= Task data =
══════

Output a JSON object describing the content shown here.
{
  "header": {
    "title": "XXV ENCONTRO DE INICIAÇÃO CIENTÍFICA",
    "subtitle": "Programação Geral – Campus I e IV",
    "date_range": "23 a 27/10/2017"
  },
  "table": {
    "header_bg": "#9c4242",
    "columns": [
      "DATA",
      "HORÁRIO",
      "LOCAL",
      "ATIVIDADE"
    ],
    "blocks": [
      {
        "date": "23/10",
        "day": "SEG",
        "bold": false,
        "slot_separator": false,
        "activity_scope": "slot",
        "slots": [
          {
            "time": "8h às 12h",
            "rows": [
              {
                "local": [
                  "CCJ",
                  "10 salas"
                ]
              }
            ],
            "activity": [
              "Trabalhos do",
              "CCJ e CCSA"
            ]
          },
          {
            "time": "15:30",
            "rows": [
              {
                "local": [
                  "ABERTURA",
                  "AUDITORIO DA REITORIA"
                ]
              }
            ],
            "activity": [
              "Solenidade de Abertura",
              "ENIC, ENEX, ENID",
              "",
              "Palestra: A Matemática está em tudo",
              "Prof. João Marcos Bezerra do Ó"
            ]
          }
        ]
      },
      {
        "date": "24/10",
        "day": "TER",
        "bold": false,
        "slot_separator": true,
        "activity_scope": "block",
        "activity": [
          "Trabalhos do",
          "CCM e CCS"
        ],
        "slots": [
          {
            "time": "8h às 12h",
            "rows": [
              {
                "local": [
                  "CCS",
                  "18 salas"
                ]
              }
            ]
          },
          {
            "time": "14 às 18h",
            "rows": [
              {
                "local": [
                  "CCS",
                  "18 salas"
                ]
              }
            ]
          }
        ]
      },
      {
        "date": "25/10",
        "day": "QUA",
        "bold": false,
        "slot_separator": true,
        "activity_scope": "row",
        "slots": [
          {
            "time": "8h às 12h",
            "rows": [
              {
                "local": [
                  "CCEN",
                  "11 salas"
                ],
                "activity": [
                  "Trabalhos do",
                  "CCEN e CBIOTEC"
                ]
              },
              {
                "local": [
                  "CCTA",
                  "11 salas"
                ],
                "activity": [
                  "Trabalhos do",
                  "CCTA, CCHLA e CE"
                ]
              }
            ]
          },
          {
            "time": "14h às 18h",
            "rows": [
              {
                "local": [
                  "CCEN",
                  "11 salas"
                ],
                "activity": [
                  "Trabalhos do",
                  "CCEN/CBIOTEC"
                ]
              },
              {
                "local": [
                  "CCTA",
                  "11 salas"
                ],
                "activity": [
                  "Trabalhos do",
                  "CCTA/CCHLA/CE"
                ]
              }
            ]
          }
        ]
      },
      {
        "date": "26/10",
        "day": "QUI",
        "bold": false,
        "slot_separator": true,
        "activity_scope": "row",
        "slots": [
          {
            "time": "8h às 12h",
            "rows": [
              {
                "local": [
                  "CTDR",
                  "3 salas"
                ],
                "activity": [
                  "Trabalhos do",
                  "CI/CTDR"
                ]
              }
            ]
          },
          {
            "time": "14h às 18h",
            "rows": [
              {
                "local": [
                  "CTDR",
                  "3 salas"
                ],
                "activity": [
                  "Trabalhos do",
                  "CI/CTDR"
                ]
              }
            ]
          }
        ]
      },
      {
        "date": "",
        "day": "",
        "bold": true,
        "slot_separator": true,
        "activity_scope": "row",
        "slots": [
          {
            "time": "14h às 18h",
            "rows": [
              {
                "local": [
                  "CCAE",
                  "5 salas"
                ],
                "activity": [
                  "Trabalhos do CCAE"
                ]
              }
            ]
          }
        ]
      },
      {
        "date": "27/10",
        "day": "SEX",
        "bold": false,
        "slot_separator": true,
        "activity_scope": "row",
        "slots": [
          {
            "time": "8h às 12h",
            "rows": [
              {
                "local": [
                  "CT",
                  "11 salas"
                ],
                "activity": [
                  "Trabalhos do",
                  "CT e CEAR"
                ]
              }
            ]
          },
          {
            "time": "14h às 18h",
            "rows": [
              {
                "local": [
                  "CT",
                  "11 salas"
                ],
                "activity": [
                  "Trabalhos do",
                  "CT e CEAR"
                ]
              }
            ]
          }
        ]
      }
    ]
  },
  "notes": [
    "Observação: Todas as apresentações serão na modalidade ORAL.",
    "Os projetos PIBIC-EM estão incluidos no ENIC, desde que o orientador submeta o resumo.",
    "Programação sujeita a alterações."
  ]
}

══════

Restate every entry word for word.

Output a JSON object describing the content shown here.
{
  "header": {
    "title": "XXV ENCONTRO DE INICIAÇÃO CIENTÍFICA",
    "subtitle": "Programação Geral – Campus I e IV",
    "date_range": "23 a 27/10/2017"
  },
  "table": {
    "header_bg": "#9c4242",
    "columns": [
      "DATA",
      "HORÁRIO",
      "LOCAL",
      "ATIVIDADE"
    ],
    "blocks": [
      {
        "date": "23/10",
        "day": "SEG",
        "bold": false,
        "slot_separator": false,
        "activity_scope": "slot",
        "slots": [
          {
            "time": "8h às 12h",
            "rows": [
              {
                "local": [
                  "CCJ",
                  "10 salas"
                ]
              }
            ],
            "activity": [
              "Trabalhos do",
              "CCJ e CCSA"
            ]
          },
          {
            "time": "15:30",
            "rows": [
              {
                "local": [
                  "ABERTURA",
                  "AUDITORIO DA REITORIA"
                ]
              }
            ],
            "activity": [
              "Solenidade de Abertura",
              "ENIC, ENEX, ENID",
              "",
              "Palestra: A Matemática está em tudo",
              "Prof. João Marcos Bezerra do Ó"
            ]
          }
        ]
      },
      {
        "date": "24/10",
        "day": "TER",
        "bold": false,
        "slot_separator": true,
        "activity_scope": "block",
        "activity": [
          "Trabalhos do",
          "CCM e CCS"
        ],
        "slots": [
          {
            "time": "8h às 12h",
            "rows": [
              {
                "local": [
                  "CCS",
                  "18 salas"
                ]
              }
            ]
          },
          {
            "time": "14 às 18h",
            "rows": [
              {
                "local": [
                  "CCS",
                  "18 salas"
                ]
              }
            ]
          }
        ]
      },
      {
        "date": "25/10",
        "day": "QUA",
        "bold": false,
        "slot_separator": true,
        "activity_scope": "row",
        "slots": [
          {
            "time": "8h às 12h",
            "rows": [
              {
                "local": [
                  "CCEN",
                  "11 salas"
                ],
                "activity": [
                  "Trabalhos do",
                  "CCEN e CBIOTEC"
                ]
              },
              {
                "local": [
                  "CCTA",
                  "11 salas"
                ],
                "activity": [
                  "Trabalhos do",
                  "CCTA, CCHLA e CE"
                ]
              }
            ]
          },
          {
            "time": "14h às 18h",
            "rows": [
              {
                "local": [
                  "CCEN",
                  "11 salas"
                ],
                "activity": [
                  "Trabalhos do",
                  "CCEN/CBIOTEC"
                ]
              },
              {
                "local": [
                  "CCTA",
                  "11 salas"
                ],
                "activity": [
                  "Trabalhos do",
                  "CCTA/CCHLA/CE"
                ]
              }
            ]
          }
        ]
      },
      {
        "date": "26/10",
        "day": "QUI",
        "bold": false,
        "slot_separator": true,
        "activity_scope": "row",
        "slots": [
          {
            "time": "8h às 12h",
            "rows": [
              {
                "local": [
                  "CTDR",
                  "3 salas"
                ],
                "activity": [
                  "Trabalhos do",
                  "CI/CTDR"
                ]
              }
            ]
          },
          {
            "time": "14h às 18h",
            "rows": [
              {
                "local": [
                  "CTDR",
                  "3 salas"
                ],
                "activity": [
                  "Trabalhos do",
                  "CI/CTDR"
                ]
              }
            ]
          }
        ]
      },
      {
        "date": "",
        "day": "",
        "bold": true,
        "slot_separator": true,
        "activity_scope": "row",
        "slots": [
          {
            "time": "14h às 18h",
            "rows": [
              {
                "local": [
                  "CCAE",
                  "5 salas"
                ],
                "activity": [
                  "Trabalhos do CCAE"
                ]
              }
            ]
          }
        ]
      },
      {
        "date": "27/10",
        "day": "SEX",
        "bold": false,
        "slot_separator": true,
        "activity_scope": "row",
        "slots": [
          {
            "time": "8h às 12h",
            "rows": [
              {
                "local": [
                  "CT",
                  "11 salas"
                ],
                "activity": [
                  "Trabalhos do",
                  "CT e CEAR"
                ]
              }
            ]
          },
          {
            "time": "14h às 18h",
            "rows": [
              {
                "local": [
                  "CT",
                  "11 salas"
                ],
                "activity": [
                  "Trabalhos do",
                  "CT e CEAR"
                ]
              }
            ]
          }
        ]
      }
    ]
  },
  "notes": [
    "Observação: Todas as apresentações serão na modalidade ORAL.",
    "Os projetos PIBIC-EM estão incluidos no ENIC, desde que o orientador submeta o resumo.",
    "Programação sujeita a alterações."
  ]
}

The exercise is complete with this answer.